### Required work
Return all of the entries exactly as written.

------------------------------------------------------------------------

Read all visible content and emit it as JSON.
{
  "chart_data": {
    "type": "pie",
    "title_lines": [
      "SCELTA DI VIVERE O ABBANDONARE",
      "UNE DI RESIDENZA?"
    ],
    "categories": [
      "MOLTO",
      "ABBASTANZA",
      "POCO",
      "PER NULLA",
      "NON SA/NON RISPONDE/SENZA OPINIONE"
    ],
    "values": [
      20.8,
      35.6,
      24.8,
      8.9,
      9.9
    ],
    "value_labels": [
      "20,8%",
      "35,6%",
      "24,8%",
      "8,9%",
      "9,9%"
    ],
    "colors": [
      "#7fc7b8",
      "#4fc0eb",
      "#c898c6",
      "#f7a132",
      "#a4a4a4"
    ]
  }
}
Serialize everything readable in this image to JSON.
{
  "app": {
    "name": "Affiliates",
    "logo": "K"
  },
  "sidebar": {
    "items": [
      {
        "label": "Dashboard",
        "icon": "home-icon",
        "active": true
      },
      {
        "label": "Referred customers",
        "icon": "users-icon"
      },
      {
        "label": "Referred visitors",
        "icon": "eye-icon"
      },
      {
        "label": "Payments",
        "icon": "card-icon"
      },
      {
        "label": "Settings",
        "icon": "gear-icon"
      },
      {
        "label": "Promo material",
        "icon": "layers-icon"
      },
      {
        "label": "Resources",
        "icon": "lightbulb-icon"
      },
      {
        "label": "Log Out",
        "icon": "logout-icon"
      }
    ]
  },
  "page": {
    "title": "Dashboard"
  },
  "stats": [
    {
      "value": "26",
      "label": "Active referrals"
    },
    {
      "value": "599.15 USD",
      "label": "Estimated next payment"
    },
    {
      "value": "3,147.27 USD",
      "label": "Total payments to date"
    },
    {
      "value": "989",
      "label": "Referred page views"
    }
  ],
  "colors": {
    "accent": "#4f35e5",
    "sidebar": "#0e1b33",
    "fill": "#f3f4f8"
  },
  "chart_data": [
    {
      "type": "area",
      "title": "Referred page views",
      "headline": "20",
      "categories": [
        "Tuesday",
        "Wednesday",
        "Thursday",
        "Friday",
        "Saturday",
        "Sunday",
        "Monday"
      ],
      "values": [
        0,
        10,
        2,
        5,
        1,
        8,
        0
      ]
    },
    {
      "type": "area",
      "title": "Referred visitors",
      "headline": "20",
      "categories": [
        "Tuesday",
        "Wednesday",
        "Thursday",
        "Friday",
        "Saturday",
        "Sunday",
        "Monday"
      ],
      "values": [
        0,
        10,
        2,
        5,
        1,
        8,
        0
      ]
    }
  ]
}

------------------------------------------------------------------------

### Task answer
Read all visible content and emit it as JSON.
{
  "chart_data": {
    "type": "pie",
    "title_lines": [
      "SCELTA DI VIVERE O ABBANDONARE",
      "UNE DI RESIDENZA?"
    ],
    "categories": [
      "MOLTO",
      "ABBASTANZA",
      "POCO",
      "PER NULLA",
      "NON SA/NON RISPONDE/SENZA OPINIONE"
    ],
    "values": [
      20.8,
      35.6,
      24.8,
      8.9,
      9.9
    ],
    "value_labels": [
      "20,8%",
      "35,6%",
      "24,8%",
      "8,9%",
      "9,9%"
    ],
    "colors": [
      "#7fc7b8",
      "#4fc0eb",
      "#c898c6",
      "#f7a132",
      "#a4a4a4"
    ]
  }
}
Serialize everything readable in this image to JSON.
{
  "app": {
    "name": "Affiliates",
    "logo": "K"
  },
  "sidebar": {
    "items": [
      {
        "label": "Dashboard",
        "icon": "home-icon",
        "active": true
      },
      {
        "label": "Referred customers",
        "icon": "users-icon"
      },
      {
        "label": "Referred visitors",
        "icon": "eye-icon"
      },
      {
        "label": "Payments",
        "icon": "card-icon"
      },
      {
        "label": "Settings",
        "icon": "gear-icon"
      },
      {
        "label": "Promo material",
        "icon": "layers-icon"
      },
      {
        "label": "Resources",
        "icon": "lightbulb-icon"
      },
      {
        "label": "Log Out",
        "icon": "logout-icon"
      }
    ]
  },
  "page": {
    "title": "Dashboard"
  },
  "stats": [
    {
      "value": "26",
      "label": "Active referrals"
    },
    {
      "value": "599.15 USD",
      "label": "Estimated next payment"
    },
    {
      "value": "3,147.27 USD",
      "label": "Total payments to date"
    },
    {
      "value": "989",
      "label": "Referred page views"
    }
  ],
  "colors": {
    "accent": "#4f35e5",
    "sidebar": "#0e1b33",
    "fill": "#f3f4f8"
  },
  "chart_data": [
    {
      "type": "area",
      "title": "Referred page views",
      "headline": "20",
      "categories": [
        "Tuesday",
        "Wednesday",
        "Thursday",
        "Friday",
        "Saturday",
        "Sunday",
        "Monday"
      ],
      "values": [
        0,
        10,
        2,
        5,
        1,
        8,
        0
      ]
    },
    {
      "type": "area",
      "title": "Referred visitors",
      "headline": "20",
      "categories": [
        "Tuesday",
        "Wednesday",
        "Thursday",
        "Friday",
        "Saturday",
        "Sunday",
        "Monday"
      ],
      "values": [
        0,
        10,
        2,
        5,
        1,
        8,
        0
      ]
    }
  ]
}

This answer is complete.